— begin —
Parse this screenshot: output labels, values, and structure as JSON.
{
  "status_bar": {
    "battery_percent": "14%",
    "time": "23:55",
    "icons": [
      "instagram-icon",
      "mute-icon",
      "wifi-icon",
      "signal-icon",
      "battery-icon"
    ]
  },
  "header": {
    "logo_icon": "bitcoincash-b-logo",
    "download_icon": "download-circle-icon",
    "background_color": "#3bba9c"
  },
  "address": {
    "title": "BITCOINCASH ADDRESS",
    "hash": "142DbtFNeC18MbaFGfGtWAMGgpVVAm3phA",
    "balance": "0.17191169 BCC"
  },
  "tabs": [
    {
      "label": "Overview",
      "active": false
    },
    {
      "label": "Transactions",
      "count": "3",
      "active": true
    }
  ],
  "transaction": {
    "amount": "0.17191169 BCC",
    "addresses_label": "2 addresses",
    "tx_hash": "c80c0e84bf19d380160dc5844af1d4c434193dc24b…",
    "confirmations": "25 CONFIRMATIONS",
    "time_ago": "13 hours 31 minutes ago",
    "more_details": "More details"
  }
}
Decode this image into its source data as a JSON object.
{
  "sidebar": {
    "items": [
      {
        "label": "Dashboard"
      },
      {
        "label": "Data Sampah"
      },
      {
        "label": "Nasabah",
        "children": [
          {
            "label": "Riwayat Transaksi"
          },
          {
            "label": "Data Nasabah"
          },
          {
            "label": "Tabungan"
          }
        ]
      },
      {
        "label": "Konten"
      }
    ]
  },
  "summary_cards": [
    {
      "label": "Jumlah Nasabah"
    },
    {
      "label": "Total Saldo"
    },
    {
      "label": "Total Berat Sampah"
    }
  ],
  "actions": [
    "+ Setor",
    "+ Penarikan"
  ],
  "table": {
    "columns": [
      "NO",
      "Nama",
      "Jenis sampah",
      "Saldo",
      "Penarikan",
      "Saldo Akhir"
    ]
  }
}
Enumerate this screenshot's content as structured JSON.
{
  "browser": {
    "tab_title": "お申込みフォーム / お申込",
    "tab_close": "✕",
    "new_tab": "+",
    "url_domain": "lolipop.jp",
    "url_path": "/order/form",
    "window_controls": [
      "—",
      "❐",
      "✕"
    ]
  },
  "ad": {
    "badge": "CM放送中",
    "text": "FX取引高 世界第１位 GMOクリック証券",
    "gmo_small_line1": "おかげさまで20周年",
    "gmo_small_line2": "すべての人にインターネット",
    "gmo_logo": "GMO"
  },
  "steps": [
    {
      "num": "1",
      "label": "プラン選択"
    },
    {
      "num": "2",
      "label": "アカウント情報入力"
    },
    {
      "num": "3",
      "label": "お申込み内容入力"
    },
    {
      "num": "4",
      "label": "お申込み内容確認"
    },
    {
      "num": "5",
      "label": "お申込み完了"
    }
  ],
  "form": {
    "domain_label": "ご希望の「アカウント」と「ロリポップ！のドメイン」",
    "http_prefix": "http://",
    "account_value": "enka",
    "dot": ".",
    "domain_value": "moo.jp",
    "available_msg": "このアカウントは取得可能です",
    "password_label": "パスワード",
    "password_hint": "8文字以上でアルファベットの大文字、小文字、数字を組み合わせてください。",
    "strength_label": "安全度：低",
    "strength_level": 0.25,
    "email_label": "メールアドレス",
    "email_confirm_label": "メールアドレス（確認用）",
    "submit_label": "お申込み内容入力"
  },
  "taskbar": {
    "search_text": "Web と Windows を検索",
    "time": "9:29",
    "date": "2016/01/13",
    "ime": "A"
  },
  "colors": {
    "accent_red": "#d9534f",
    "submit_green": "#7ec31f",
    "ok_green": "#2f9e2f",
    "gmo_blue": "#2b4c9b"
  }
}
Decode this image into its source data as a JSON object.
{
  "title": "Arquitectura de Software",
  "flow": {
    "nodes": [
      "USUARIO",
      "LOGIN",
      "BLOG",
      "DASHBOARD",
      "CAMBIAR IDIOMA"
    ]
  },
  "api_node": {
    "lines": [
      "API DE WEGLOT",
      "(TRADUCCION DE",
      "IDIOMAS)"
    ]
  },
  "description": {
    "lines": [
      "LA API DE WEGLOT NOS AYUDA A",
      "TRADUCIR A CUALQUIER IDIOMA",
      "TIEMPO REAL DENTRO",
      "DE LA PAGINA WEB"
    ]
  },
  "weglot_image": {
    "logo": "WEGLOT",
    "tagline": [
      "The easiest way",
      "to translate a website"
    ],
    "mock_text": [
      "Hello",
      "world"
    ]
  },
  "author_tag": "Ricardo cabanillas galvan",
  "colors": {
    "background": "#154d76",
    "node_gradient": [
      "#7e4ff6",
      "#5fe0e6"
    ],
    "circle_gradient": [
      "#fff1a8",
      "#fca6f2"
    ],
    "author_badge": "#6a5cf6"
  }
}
— end —
Goal ::
Return all of the above records exactly, leaving no line out.

Full solution ::
Parse this screenshot: output labels, values, and structure as JSON.
{
  "status_bar": {
    "battery_percent": "14%",
    "time": "23:55",
    "icons": [
      "instagram-icon",
      "mute-icon",
      "wifi-icon",
      "signal-icon",
      "battery-icon"
    ]
  },
  "header": {
    "logo_icon": "bitcoincash-b-logo",
    "download_icon": "download-circle-icon",
    "background_color": "#3bba9c"
  },
  "address": {
    "title": "BITCOINCASH ADDRESS",
    "hash": "142DbtFNeC18MbaFGfGtWAMGgpVVAm3phA",
    "balance": "0.17191169 BCC"
  },
  "tabs": [
    {
      "label": "Overview",
      "active": false
    },
    {
      "label": "Transactions",
      "count": "3",
      "active": true
    }
  ],
  "transaction": {
    "amount": "0.17191169 BCC",
    "addresses_label": "2 addresses",
    "tx_hash": "c80c0e84bf19d380160dc5844af1d4c434193dc24b…",
    "confirmations": "25 CONFIRMATIONS",
    "time_ago": "13 hours 31 minutes ago",
    "more_details": "More details"
  }
}
Decode this image into its source data as a JSON object.
{
  "sidebar": {
    "items": [
      {
        "label": "Dashboard"
      },
      {
        "label": "Data Sampah"
      },
      {
        "label": "Nasabah",
        "children": [
          {
            "label": "Riwayat Transaksi"
          },
          {
            "label": "Data Nasabah"
          },
          {
            "label": "Tabungan"
          }
        ]
      },
      {
        "label": "Konten"
      }
    ]
  },
  "summary_cards": [
    {
      "label": "Jumlah Nasabah"
    },
    {
      "label": "Total Saldo"
    },
    {
      "label": "Total Berat Sampah"
    }
  ],
  "actions": [
    "+ Setor",
    "+ Penarikan"
  ],
  "table": {
    "columns": [
      "NO",
      "Nama",
      "Jenis sampah",
      "Saldo",
      "Penarikan",
      "Saldo Akhir"
    ]
  }
}
Enumerate this screenshot's content as structured JSON.
{
  "browser": {
    "tab_title": "お申込みフォーム / お申込",
    "tab_close": "✕",
    "new_tab": "+",
    "url_domain": "lolipop.jp",
    "url_path": "/order/form",
    "window_controls": [
      "—",
      "❐",
      "✕"
    ]
  },
  "ad": {
    "badge": "CM放送中",
    "text": "FX取引高 世界第１位 GMOクリック証券",
    "gmo_small_line1": "おかげさまで20周年",
    "gmo_small_line2": "すべての人にインターネット",
    "gmo_logo": "GMO"
  },
  "steps": [
    {
      "num": "1",
      "label": "プラン選択"
    },
    {
      "num": "2",
      "label": "アカウント情報入力"
    },
    {
      "num": "3",
      "label": "お申込み内容入力"
    },
    {
      "num": "4",
      "label": "お申込み内容確認"
    },
    {
      "num": "5",
      "label": "お申込み完了"
    }
  ],
  "form": {
    "domain_label": "ご希望の「アカウント」と「ロリポップ！のドメイン」",
    "http_prefix": "http://",
    "account_value": "enka",
    "dot": ".",
    "domain_value": "moo.jp",
    "available_msg": "このアカウントは取得可能です",
    "password_label": "パスワード",
    "password_hint": "8文字以上でアルファベットの大文字、小文字、数字を組み合わせてください。",
    "strength_label": "安全度：低",
    "strength_level": 0.25,
    "email_label": "メールアドレス",
    "email_confirm_label": "メールアドレス（確認用）",
    "submit_label": "お申込み内容入力"
  },
  "taskbar": {
    "search_text": "Web と Windows を検索",
    "time": "9:29",
    "date": "2016/01/13",
    "ime": "A"
  },
  "colors": {
    "accent_red": "#d9534f",
    "submit_green": "#7ec31f",
    "ok_green": "#2f9e2f",
    "gmo_blue": "#2b4c9b"
  }
}
Decode this image into its source data as a JSON object.
{
  "title": "Arquitectura de Software",
  "flow": {
    "nodes": [
      "USUARIO",
      "LOGIN",
      "BLOG",
      "DASHBOARD",
      "CAMBIAR IDIOMA"
    ]
  },
  "api_node": {
    "lines": [
      "API DE WEGLOT",
      "(TRADUCCION DE",
      "IDIOMAS)"
    ]
  },
  "description": {
    "lines": [
      "LA API DE WEGLOT NOS AYUDA A",
      "TRADUCIR A CUALQUIER IDIOMA",
      "TIEMPO REAL DENTRO",
      "DE LA PAGINA WEB"
    ]
  },
  "weglot_image": {
    "logo": "WEGLOT",
    "tagline": [
      "The easiest way",
      "to translate a website"
    ],
    "mock_text": [
      "Hello",
      "world"
    ]
  },
  "author_tag": "Ricardo cabanillas galvan",
  "colors": {
    "background": "#154d76",
    "node_gradient": [
      "#7e4ff6",
      "#5fe0e6"
    ],
    "circle_gradient": [
      "#fff1a8",
      "#fca6f2"
    ],
    "author_badge": "#6a5cf6"
  }
}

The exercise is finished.